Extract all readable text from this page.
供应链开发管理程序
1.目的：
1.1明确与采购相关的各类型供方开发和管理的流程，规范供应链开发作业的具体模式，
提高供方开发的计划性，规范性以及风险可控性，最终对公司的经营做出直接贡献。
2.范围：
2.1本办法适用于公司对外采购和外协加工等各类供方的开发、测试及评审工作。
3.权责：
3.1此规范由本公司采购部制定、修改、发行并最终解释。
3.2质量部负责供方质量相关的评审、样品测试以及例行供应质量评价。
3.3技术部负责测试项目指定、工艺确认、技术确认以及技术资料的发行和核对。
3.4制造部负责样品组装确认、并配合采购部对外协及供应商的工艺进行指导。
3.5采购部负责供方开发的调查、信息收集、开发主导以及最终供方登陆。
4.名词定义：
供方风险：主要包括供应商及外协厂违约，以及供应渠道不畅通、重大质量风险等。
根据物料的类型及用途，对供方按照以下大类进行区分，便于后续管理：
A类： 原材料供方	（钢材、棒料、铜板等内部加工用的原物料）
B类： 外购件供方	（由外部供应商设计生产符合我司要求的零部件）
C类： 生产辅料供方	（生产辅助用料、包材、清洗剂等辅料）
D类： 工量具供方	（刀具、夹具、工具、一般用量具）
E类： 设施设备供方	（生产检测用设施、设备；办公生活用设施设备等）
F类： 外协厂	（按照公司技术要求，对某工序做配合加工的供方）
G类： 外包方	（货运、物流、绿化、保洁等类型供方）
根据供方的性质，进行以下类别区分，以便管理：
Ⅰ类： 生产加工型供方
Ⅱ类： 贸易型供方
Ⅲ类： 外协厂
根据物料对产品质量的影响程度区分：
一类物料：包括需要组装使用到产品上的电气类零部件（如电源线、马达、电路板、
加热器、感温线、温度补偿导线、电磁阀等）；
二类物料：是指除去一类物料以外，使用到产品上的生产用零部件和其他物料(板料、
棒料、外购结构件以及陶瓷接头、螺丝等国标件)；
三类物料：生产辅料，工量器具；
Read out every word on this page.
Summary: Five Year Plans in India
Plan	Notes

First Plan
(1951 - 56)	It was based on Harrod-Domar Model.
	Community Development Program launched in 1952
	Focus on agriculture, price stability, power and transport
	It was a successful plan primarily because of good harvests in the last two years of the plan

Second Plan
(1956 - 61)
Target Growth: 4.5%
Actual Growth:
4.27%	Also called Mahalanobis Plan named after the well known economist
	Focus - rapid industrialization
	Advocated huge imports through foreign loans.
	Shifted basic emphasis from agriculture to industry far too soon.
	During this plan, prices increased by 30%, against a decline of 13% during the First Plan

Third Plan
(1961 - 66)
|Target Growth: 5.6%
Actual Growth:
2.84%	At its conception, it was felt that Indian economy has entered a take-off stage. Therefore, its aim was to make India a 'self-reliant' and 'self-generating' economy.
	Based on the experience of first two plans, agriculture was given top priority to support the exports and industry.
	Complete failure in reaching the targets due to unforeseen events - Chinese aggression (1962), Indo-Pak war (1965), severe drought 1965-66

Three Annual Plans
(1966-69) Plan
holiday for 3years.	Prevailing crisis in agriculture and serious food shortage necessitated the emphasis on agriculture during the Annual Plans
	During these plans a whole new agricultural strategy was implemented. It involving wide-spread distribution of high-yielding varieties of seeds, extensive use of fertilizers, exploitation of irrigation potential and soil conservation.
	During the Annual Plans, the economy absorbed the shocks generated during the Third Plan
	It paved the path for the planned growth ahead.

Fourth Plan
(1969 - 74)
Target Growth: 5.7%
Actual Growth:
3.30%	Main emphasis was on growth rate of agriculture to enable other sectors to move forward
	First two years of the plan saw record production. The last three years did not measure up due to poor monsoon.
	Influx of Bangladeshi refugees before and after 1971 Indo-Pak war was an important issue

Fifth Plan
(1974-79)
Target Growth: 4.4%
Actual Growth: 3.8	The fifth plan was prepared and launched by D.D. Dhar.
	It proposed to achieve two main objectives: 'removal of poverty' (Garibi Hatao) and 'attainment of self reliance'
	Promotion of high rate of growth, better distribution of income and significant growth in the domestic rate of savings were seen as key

------------------------------------

## Directive
State how many lines of the listing above include the word "Focus". Give nothing but the number.

## Response to this exercise
2